Data items
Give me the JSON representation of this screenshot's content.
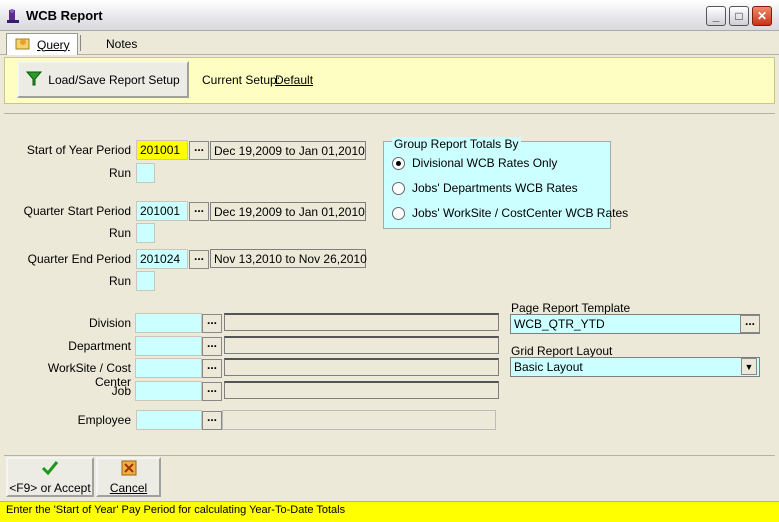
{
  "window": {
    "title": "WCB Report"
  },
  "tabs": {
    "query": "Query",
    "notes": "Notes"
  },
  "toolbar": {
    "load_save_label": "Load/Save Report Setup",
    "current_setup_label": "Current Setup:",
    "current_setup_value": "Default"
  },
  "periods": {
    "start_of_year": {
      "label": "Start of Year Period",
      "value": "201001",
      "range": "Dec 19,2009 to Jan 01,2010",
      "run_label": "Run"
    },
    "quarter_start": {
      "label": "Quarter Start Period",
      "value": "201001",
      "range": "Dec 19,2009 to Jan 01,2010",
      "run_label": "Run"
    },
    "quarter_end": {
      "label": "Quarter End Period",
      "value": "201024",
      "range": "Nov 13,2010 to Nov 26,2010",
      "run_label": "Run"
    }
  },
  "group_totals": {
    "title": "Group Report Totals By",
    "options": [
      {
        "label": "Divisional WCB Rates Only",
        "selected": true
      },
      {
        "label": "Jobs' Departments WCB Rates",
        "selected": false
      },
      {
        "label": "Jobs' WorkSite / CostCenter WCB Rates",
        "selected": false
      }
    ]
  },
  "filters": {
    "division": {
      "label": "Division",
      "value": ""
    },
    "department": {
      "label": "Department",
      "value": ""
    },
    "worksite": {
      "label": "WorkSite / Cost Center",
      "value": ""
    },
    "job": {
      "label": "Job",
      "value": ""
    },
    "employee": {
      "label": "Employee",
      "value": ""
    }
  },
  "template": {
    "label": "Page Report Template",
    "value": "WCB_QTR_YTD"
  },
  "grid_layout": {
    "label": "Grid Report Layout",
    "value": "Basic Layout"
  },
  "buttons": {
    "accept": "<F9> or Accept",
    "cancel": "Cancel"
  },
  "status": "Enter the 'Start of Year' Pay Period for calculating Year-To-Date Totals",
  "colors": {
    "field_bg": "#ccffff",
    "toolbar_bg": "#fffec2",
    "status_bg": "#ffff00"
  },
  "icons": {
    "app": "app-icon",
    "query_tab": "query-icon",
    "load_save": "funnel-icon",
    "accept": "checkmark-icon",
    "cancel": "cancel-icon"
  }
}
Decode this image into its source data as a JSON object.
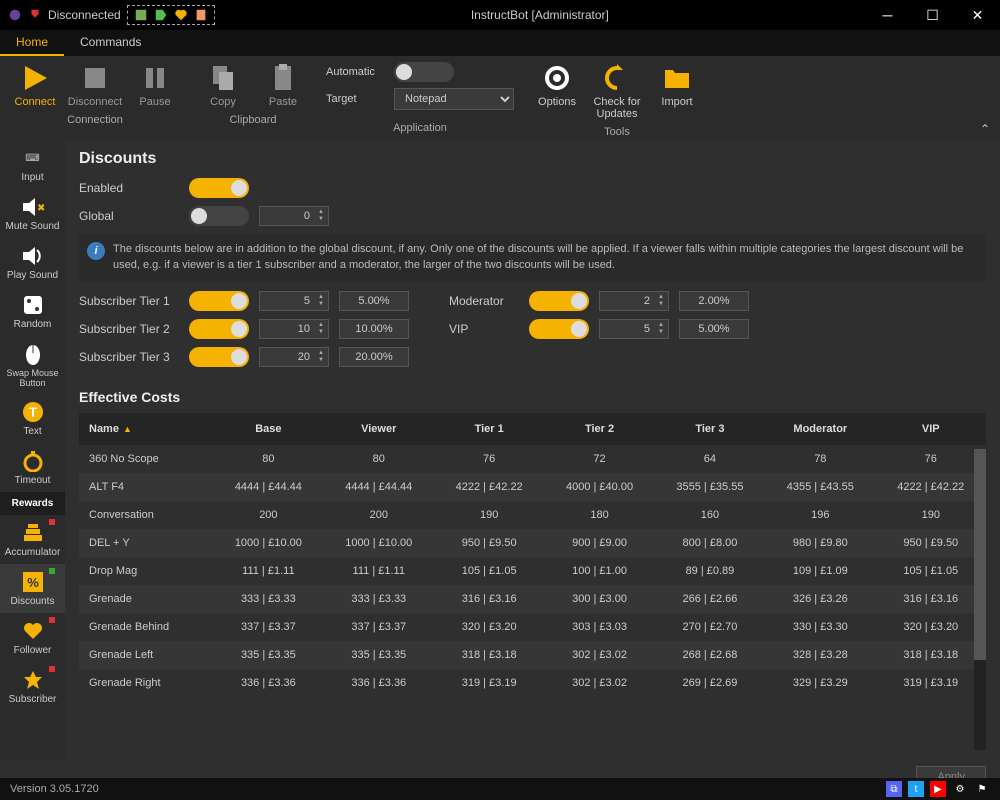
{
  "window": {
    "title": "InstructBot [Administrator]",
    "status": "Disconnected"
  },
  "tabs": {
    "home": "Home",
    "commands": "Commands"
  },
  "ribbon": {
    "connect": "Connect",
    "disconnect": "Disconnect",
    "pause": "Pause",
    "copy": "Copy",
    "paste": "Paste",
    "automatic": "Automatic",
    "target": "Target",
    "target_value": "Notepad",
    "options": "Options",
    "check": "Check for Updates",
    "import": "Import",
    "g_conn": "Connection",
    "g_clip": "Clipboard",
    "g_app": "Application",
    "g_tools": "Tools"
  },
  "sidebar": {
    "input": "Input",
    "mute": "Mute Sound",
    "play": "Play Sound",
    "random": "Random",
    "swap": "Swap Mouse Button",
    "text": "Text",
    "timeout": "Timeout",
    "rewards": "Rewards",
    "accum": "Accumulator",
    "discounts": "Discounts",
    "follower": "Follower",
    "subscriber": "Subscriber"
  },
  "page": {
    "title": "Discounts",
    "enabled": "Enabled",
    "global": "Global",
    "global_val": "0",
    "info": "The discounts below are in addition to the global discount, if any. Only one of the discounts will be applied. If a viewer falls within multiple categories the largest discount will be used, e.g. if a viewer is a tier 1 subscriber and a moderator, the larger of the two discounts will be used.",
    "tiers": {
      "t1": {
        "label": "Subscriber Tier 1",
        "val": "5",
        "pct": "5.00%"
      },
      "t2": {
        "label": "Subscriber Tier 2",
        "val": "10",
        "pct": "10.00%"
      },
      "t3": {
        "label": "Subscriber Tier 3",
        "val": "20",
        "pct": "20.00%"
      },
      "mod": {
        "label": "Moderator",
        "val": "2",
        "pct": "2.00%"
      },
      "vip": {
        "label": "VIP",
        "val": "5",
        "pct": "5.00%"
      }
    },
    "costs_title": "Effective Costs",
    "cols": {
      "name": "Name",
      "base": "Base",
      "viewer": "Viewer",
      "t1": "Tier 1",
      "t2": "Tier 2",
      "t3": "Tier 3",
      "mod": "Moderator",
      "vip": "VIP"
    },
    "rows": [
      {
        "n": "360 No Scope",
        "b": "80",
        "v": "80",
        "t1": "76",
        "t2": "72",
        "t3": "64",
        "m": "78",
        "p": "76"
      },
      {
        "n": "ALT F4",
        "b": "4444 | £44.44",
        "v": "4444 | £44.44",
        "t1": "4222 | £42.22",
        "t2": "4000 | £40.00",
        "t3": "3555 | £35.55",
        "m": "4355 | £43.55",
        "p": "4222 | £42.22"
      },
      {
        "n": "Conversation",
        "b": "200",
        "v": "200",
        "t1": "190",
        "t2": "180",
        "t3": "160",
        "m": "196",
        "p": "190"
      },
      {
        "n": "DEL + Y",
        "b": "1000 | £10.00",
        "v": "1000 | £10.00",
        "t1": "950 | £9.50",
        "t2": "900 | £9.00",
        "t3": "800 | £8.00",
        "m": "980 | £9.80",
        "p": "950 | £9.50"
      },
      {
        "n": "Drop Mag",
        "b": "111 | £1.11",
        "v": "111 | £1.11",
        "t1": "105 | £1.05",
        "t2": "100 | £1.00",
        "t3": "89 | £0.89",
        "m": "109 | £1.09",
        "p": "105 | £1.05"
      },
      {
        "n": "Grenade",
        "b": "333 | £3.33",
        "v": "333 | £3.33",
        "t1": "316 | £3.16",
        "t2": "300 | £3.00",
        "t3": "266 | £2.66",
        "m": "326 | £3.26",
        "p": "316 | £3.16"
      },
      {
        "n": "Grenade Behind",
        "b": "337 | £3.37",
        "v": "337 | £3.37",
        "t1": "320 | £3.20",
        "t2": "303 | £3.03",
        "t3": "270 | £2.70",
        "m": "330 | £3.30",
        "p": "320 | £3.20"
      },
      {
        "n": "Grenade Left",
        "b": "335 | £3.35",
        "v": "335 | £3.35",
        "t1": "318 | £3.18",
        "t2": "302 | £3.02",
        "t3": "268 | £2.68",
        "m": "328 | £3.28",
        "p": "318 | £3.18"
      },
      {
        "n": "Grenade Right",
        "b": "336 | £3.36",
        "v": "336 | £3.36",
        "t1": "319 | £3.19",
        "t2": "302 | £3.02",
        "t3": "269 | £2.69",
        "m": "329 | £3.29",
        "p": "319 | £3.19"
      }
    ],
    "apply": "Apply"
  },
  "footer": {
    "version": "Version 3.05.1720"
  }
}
--
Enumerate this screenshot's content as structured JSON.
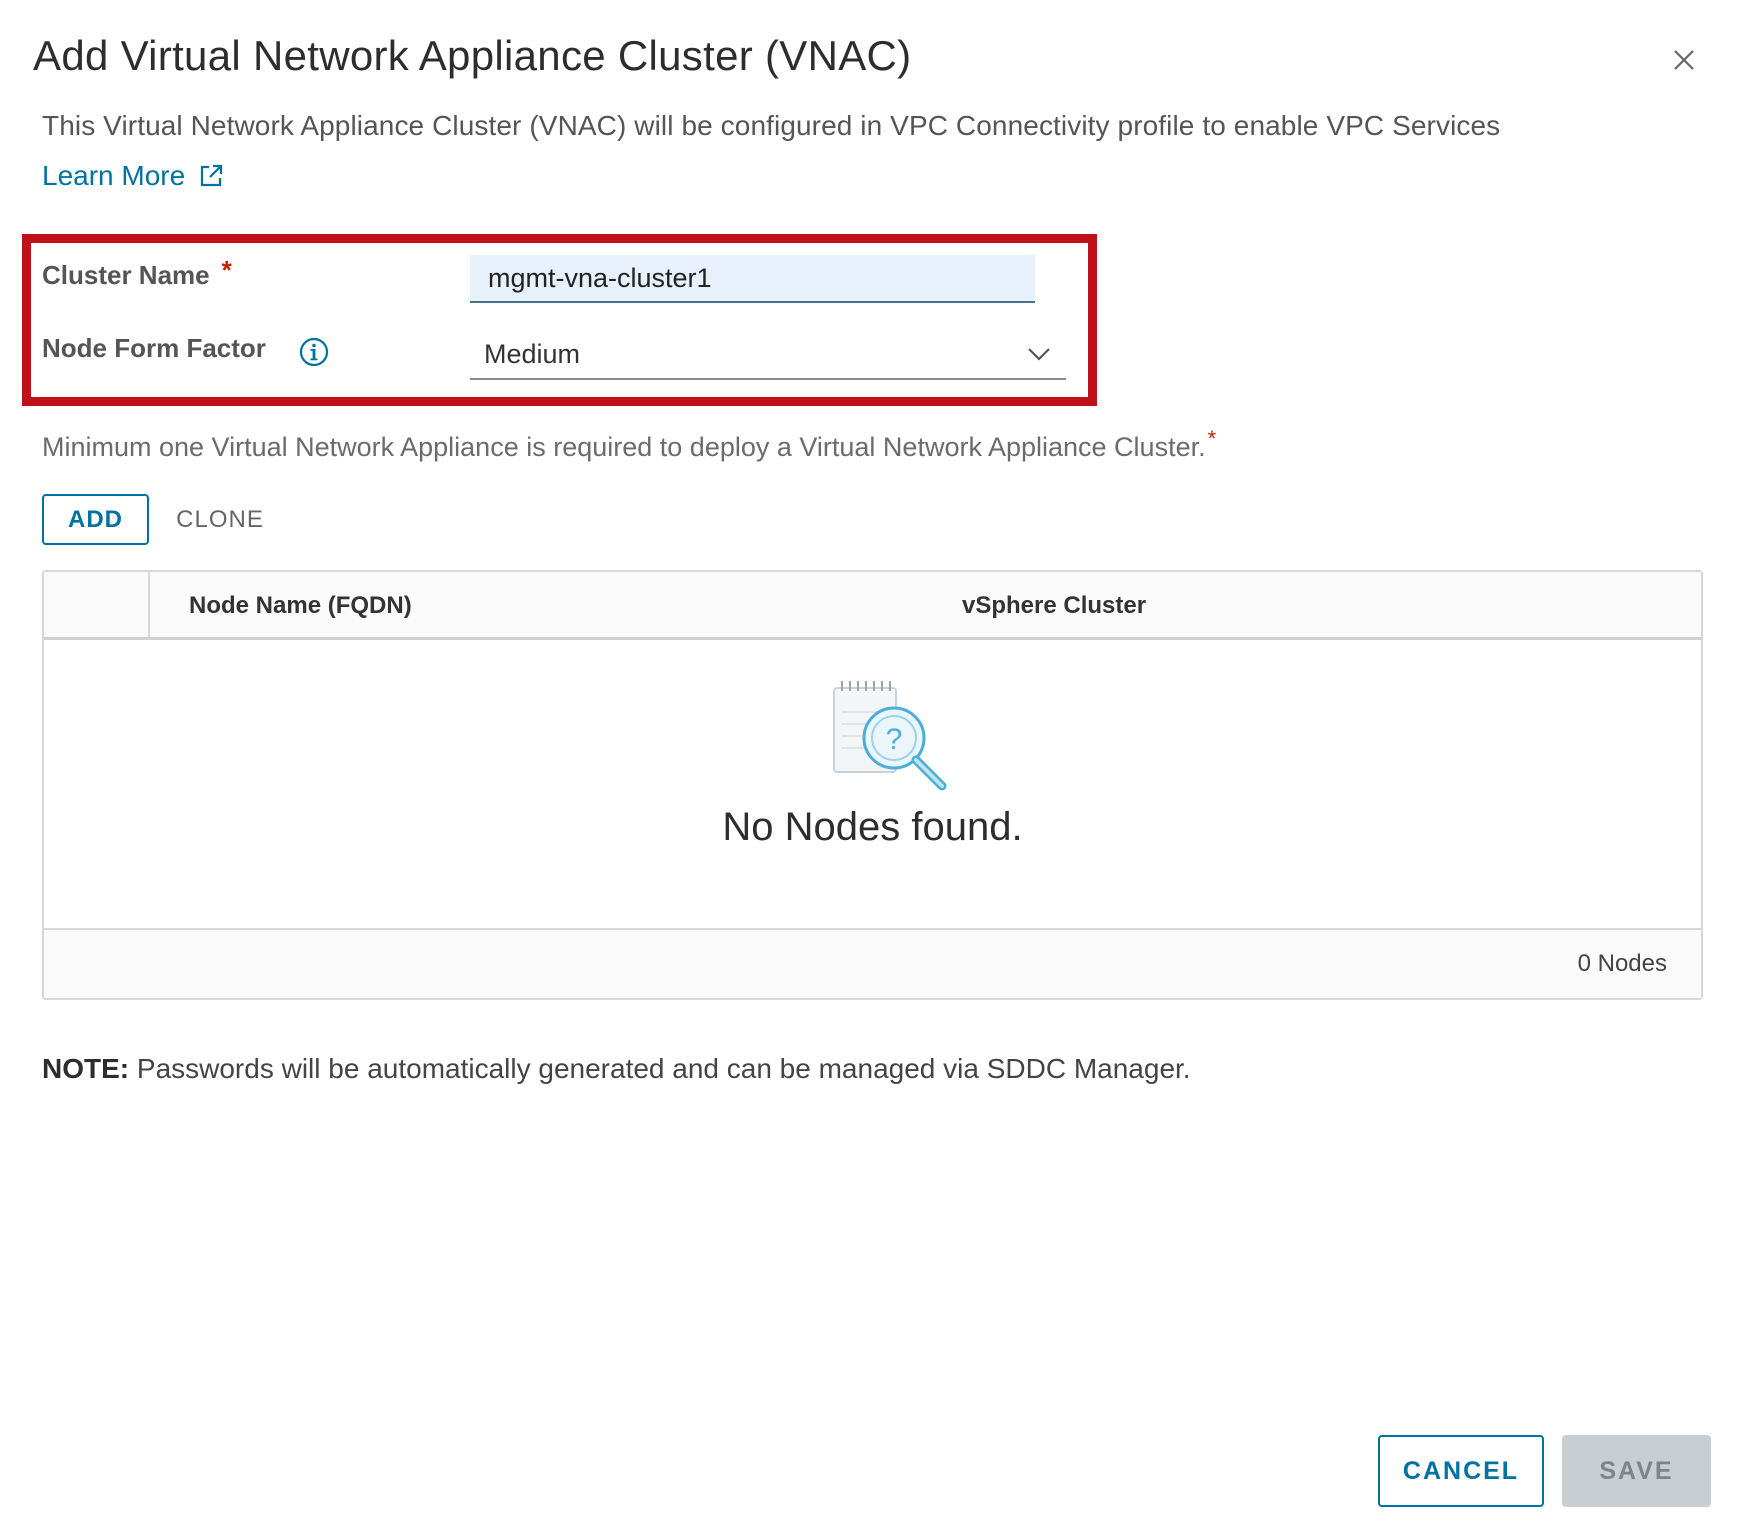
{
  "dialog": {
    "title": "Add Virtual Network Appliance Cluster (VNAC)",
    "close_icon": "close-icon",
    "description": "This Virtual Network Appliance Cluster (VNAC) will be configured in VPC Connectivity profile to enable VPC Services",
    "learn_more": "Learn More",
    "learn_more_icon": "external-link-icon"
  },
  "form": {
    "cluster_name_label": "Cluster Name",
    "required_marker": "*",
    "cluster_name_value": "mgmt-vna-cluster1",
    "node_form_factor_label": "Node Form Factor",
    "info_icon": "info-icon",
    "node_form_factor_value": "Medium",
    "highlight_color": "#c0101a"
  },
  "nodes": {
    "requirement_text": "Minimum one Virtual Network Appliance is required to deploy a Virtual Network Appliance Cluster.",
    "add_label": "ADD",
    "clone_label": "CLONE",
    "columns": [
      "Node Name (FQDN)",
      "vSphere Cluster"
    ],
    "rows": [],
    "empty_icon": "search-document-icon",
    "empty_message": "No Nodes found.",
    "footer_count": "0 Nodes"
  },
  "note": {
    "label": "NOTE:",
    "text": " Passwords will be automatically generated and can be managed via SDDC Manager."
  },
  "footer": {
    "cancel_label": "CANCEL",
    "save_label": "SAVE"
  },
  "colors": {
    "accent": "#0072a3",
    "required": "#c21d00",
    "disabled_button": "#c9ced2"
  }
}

[Requirements] Give only the number of lines in the material above where the string "VNAC" appears.

[Answer to the problem] 2